→ **Set task**
Return all lines where the word "protokołu" can be found.

→ **Input**
+++++

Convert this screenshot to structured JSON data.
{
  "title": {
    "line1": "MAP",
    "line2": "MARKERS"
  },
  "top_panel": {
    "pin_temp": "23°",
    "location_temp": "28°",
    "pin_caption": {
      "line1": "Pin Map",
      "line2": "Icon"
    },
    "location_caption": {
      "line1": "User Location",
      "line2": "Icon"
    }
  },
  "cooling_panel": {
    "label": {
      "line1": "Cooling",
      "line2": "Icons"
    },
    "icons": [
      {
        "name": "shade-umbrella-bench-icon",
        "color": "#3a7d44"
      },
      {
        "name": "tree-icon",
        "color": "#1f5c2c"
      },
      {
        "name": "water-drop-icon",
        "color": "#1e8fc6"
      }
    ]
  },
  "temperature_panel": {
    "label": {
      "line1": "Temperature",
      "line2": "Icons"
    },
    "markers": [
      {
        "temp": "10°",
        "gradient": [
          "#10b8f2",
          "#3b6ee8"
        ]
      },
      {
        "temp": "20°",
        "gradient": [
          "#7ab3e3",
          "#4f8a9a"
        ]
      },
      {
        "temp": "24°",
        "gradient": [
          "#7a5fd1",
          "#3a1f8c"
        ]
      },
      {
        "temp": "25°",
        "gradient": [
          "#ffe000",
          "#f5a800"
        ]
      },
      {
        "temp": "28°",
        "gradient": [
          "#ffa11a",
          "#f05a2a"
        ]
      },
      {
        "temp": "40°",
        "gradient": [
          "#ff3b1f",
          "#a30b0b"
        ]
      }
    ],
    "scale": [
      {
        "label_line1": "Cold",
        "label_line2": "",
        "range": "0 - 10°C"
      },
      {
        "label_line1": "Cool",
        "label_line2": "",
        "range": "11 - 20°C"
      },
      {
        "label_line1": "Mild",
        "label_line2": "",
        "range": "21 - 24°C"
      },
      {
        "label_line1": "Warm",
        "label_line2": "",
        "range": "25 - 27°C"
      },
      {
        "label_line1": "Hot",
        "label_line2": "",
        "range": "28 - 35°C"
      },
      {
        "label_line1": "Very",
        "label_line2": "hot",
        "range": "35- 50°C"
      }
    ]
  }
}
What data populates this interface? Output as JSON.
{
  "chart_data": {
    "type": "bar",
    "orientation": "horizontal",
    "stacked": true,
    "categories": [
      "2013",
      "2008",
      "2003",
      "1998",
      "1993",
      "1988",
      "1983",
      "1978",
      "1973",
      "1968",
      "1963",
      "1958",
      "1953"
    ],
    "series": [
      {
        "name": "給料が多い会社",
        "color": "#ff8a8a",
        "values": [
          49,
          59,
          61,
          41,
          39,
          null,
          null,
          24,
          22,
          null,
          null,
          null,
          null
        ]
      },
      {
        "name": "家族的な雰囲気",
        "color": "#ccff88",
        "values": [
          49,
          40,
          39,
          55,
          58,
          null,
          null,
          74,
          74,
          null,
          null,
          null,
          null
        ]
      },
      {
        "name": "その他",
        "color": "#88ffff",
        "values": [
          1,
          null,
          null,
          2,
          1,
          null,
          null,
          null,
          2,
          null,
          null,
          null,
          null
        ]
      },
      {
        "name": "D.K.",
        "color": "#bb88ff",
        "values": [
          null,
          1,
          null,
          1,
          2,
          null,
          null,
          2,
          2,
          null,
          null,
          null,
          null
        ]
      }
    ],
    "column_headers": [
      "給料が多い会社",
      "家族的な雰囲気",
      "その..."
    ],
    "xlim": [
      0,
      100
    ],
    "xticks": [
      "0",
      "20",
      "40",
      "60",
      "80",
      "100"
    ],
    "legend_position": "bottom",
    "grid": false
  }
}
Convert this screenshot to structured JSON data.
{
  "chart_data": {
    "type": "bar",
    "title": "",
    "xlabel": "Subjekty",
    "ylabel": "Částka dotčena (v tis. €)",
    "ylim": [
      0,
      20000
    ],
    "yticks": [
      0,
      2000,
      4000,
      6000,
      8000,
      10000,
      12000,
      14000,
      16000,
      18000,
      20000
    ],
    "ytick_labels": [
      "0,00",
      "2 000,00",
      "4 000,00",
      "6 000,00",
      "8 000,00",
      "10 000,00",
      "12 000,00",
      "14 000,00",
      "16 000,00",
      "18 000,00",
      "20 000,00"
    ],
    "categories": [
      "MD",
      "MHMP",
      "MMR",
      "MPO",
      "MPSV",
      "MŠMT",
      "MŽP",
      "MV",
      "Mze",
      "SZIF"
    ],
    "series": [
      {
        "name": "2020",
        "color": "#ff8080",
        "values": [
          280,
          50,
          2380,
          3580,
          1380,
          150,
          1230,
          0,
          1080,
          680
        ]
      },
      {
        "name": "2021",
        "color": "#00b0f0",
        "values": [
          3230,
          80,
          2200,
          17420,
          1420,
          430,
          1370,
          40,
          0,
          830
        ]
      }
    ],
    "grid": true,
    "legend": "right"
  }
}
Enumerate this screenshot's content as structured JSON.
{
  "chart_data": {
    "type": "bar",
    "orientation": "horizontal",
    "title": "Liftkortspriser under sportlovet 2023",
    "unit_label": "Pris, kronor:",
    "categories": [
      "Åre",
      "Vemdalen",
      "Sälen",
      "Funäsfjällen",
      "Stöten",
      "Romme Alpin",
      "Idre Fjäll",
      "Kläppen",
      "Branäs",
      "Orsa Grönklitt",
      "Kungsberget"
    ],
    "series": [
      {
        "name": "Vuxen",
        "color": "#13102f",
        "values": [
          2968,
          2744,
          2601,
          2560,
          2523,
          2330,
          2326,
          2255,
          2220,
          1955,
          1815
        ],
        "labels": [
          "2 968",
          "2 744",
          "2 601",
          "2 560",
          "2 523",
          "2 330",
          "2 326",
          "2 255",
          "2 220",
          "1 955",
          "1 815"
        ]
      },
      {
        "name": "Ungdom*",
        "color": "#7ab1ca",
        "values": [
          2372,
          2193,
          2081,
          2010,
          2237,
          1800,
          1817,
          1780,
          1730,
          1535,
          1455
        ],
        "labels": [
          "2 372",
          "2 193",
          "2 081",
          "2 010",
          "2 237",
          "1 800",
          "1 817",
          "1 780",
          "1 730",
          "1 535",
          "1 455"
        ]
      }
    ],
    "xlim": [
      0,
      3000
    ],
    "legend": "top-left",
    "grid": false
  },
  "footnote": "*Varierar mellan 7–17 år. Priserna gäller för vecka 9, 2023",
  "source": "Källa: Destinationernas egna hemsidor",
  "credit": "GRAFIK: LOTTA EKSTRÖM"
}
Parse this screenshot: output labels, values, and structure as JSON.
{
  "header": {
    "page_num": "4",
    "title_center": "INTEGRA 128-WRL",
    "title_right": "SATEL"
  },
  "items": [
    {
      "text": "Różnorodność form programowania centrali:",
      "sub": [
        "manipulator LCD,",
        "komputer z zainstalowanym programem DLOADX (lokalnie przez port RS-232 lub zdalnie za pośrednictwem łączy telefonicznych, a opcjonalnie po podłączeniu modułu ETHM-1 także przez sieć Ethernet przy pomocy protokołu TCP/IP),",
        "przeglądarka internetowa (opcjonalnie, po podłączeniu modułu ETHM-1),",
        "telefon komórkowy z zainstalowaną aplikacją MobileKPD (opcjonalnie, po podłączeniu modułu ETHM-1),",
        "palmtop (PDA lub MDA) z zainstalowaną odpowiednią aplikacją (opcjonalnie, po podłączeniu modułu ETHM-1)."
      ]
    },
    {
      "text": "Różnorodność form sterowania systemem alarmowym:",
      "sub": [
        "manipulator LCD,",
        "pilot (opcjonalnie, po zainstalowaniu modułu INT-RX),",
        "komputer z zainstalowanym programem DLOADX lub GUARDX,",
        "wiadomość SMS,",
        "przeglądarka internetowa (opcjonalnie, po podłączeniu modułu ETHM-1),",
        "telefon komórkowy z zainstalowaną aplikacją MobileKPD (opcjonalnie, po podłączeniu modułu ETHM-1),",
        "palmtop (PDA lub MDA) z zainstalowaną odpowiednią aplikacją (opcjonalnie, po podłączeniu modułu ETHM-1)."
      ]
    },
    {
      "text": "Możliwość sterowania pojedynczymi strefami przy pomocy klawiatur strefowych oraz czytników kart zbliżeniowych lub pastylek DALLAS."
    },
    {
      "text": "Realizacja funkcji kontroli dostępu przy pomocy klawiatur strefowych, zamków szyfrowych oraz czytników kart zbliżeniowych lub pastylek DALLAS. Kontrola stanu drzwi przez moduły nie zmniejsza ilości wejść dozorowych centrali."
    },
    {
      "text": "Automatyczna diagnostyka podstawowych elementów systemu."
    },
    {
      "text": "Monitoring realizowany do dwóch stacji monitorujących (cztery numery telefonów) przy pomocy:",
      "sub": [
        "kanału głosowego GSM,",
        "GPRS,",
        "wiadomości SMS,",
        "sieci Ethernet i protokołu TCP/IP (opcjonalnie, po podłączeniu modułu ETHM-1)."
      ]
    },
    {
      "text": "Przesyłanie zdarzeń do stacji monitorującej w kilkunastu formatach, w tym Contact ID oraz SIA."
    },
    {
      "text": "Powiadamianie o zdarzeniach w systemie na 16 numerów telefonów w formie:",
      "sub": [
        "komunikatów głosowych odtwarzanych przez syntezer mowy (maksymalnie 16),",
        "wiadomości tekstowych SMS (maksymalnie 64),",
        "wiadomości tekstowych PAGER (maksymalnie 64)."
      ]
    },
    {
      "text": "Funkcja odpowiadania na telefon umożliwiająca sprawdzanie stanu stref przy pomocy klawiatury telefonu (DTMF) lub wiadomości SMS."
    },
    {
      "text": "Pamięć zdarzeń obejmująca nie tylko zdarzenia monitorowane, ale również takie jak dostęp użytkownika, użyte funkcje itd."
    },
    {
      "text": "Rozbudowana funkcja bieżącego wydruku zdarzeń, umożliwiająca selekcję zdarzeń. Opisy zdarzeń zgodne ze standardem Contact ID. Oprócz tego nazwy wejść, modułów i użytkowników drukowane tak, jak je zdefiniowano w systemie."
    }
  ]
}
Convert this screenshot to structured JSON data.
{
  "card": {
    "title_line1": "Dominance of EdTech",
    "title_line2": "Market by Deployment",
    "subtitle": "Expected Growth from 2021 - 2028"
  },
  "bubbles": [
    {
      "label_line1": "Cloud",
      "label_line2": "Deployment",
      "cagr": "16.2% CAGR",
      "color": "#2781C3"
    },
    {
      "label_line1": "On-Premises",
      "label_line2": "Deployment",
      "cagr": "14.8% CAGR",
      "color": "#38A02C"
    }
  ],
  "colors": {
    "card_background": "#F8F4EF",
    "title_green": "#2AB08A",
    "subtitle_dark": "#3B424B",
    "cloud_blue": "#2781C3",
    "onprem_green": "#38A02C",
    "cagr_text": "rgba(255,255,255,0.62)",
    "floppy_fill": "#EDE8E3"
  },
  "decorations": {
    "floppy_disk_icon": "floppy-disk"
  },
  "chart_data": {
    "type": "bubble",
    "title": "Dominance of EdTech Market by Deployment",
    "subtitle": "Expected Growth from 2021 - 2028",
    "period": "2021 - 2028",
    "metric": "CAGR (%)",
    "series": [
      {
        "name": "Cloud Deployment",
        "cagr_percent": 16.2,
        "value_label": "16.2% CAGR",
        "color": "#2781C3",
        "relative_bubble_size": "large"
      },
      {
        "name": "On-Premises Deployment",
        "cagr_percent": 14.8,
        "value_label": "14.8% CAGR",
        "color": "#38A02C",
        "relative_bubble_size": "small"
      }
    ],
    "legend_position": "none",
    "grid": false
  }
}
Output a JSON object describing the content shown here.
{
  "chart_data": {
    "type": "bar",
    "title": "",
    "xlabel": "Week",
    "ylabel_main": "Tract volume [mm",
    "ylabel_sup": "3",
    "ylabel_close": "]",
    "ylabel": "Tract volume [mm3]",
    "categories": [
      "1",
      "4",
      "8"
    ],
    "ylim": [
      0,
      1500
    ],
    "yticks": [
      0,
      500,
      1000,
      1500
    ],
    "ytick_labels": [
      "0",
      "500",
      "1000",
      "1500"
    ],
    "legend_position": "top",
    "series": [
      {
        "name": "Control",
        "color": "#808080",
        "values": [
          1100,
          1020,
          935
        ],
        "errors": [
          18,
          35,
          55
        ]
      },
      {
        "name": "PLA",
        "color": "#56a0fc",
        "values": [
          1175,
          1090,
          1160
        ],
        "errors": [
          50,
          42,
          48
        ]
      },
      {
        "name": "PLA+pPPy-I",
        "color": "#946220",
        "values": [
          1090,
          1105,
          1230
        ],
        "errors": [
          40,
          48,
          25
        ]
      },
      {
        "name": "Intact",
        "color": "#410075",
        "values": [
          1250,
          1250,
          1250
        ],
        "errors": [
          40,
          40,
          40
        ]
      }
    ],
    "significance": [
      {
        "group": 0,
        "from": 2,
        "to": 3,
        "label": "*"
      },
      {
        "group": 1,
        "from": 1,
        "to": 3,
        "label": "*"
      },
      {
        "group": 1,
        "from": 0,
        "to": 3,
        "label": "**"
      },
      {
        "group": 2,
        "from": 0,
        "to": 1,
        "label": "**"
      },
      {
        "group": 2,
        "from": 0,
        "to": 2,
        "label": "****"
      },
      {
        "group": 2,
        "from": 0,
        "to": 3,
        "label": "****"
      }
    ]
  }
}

+++++

→ **Completed task**
        "komputer z zainstalowanym programem DLOADX (lokalnie przez port RS-232 lub zdalnie za pośrednictwem łączy telefonicznych, a opcjonalnie po podłączeniu modułu ETHM-1 także przez sieć Ethernet przy pomocy protokołu TCP/IP),",
        "sieci Ethernet i protokołu TCP/IP (opcjonalnie, po podłączeniu modułu ETHM-1)."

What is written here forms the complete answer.